:: MATERIALS PROVIDED ::

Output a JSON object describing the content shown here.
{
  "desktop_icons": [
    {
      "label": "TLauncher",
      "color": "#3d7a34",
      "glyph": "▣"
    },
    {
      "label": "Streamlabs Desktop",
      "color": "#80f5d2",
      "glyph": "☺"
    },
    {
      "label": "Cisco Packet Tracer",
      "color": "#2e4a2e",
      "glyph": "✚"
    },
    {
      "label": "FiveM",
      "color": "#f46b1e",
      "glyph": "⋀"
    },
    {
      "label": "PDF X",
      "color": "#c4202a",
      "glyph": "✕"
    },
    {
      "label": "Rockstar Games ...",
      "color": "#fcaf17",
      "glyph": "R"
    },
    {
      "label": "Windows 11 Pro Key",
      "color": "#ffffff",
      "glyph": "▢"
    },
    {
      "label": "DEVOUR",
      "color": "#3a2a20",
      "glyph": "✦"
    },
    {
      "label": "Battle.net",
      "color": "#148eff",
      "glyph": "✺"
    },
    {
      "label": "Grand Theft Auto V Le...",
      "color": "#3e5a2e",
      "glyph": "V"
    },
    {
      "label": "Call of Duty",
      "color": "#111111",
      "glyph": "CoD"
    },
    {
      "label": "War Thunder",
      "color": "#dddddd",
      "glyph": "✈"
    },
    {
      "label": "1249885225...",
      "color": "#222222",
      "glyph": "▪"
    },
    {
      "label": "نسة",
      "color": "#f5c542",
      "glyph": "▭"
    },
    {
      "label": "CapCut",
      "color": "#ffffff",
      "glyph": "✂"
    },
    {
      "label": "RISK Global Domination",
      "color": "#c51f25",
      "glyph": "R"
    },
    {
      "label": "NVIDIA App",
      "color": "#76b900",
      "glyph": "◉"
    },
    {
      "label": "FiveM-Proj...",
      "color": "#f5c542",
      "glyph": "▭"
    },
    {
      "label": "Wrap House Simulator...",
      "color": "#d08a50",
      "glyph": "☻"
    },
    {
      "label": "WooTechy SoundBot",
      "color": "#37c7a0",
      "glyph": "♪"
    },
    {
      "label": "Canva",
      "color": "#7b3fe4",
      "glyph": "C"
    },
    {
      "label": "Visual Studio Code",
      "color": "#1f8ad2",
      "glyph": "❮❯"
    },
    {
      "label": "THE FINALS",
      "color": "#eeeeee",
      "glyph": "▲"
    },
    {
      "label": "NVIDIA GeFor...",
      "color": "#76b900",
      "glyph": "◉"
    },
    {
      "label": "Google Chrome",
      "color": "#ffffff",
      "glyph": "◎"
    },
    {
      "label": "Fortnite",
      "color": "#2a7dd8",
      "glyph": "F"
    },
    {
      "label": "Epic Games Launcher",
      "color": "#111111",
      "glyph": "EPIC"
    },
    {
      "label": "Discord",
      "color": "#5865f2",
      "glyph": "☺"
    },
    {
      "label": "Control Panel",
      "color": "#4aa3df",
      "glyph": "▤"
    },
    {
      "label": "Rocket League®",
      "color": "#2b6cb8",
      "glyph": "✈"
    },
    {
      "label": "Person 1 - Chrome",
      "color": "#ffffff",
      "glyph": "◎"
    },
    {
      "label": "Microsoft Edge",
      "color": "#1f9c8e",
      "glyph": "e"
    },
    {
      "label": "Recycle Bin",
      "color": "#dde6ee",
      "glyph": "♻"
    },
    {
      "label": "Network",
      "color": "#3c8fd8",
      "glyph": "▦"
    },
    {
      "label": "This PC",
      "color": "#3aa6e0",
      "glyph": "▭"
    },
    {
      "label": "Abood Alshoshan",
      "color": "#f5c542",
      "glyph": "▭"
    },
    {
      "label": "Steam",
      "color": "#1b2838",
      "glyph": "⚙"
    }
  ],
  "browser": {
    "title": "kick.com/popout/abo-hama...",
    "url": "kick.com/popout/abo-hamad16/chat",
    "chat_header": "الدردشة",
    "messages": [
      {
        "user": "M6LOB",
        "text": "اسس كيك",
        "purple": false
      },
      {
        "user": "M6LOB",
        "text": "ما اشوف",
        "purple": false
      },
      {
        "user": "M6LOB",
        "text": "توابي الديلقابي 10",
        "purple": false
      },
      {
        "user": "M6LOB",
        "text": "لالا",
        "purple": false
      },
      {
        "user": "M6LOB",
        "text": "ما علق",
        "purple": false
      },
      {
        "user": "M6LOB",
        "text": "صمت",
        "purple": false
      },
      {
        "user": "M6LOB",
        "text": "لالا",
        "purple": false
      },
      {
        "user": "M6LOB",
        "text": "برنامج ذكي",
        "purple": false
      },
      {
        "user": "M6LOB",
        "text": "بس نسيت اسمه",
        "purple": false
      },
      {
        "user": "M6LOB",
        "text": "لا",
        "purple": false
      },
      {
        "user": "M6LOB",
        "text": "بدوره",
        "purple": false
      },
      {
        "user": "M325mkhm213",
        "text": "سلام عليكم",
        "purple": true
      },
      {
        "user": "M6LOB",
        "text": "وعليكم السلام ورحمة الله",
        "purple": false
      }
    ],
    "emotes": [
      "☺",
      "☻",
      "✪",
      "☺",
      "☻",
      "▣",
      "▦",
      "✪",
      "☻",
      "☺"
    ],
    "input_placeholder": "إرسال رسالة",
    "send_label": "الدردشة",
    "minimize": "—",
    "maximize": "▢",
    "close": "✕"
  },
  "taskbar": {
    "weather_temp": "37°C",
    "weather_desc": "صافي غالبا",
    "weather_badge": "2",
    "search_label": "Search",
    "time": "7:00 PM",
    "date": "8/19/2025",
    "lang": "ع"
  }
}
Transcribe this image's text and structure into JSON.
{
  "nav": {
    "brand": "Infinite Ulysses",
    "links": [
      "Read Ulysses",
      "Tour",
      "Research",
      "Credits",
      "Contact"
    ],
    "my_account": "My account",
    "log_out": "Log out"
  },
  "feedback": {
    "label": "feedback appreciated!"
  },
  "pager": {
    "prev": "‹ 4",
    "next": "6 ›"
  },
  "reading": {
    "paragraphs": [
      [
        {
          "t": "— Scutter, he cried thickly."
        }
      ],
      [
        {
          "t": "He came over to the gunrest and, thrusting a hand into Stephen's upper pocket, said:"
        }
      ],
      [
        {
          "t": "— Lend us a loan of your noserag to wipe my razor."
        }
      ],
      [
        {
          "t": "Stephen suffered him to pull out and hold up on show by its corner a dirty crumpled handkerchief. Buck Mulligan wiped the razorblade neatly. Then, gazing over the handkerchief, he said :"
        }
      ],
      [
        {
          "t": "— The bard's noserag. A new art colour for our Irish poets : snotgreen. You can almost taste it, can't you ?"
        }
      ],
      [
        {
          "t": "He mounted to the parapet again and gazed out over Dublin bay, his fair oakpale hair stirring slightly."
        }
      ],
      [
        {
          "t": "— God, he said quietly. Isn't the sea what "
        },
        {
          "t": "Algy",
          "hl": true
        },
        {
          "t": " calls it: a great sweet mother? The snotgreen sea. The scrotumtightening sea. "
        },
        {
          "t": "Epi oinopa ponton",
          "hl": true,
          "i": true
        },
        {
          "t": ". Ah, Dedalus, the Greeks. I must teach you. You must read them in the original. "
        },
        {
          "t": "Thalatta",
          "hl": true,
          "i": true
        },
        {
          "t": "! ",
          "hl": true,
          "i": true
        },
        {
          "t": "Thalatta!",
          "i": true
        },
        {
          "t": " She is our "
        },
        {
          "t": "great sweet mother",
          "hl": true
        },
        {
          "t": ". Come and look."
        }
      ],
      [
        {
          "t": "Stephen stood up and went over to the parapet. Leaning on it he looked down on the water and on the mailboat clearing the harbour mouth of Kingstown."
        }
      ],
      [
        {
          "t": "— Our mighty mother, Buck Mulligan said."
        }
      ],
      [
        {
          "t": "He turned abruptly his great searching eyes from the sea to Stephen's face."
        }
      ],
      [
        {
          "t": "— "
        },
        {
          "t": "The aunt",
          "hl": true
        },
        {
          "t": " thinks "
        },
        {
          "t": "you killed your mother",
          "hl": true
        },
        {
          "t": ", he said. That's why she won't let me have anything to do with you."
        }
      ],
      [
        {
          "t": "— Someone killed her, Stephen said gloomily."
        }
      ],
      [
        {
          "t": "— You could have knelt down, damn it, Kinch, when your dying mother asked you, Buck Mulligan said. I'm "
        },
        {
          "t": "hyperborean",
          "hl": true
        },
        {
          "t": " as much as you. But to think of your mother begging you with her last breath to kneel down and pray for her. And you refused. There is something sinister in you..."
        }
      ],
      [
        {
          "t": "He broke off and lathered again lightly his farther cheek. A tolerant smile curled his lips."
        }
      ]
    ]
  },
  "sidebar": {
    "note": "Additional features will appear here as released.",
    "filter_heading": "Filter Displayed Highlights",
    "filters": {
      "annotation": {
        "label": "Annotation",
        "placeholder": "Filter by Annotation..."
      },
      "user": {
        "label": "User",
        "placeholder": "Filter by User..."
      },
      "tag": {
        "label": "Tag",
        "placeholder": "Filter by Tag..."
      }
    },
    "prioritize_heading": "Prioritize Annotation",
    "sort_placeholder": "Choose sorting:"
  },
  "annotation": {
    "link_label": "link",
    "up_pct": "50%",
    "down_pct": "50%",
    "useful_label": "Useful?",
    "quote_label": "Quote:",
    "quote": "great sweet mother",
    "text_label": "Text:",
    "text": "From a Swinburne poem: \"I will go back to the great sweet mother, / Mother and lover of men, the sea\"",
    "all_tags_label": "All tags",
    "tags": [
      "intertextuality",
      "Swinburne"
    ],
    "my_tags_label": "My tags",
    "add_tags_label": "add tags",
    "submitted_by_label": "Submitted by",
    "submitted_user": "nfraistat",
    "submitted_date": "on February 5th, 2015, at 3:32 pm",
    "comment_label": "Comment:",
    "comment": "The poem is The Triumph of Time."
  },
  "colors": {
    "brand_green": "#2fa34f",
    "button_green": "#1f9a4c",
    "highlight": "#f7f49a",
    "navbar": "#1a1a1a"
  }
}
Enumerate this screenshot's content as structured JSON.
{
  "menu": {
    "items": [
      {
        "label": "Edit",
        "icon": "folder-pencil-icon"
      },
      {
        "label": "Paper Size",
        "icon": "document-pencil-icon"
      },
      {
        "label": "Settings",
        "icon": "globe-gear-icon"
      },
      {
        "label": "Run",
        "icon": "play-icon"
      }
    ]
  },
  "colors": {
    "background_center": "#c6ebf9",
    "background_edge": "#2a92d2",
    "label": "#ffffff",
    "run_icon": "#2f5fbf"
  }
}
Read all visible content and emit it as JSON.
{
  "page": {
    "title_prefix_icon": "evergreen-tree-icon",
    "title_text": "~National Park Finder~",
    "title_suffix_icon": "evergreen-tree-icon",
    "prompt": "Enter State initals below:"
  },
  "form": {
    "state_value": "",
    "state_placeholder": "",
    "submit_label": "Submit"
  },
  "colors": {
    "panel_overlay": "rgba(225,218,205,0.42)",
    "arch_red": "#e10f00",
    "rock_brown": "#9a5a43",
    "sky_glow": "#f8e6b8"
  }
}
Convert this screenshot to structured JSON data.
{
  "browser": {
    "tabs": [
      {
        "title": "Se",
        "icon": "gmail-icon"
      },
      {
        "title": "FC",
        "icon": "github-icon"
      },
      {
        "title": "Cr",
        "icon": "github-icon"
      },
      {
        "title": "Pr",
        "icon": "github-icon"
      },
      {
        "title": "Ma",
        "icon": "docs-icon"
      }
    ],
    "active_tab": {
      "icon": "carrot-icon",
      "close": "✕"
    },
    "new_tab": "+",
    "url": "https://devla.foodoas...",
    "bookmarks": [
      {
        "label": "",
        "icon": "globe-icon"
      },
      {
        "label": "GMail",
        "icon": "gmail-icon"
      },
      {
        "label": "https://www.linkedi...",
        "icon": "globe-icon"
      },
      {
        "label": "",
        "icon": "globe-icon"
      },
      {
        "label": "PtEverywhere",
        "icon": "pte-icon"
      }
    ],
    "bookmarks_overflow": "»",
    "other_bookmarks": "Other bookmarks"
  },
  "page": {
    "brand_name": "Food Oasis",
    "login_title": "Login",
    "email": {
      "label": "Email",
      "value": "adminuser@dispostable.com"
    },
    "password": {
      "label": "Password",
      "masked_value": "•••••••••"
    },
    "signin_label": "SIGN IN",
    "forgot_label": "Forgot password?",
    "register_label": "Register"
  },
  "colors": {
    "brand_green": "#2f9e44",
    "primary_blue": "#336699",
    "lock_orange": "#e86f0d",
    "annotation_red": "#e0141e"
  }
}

:::

WRITTEN EXERCISE: Filter the records, keeping only lines that contain "tags", and show those lines.

WRITTEN ANSWER:
    "all_tags_label": "All tags",
    "tags": [
    "my_tags_label": "My tags",
    "add_tags_label": "add tags",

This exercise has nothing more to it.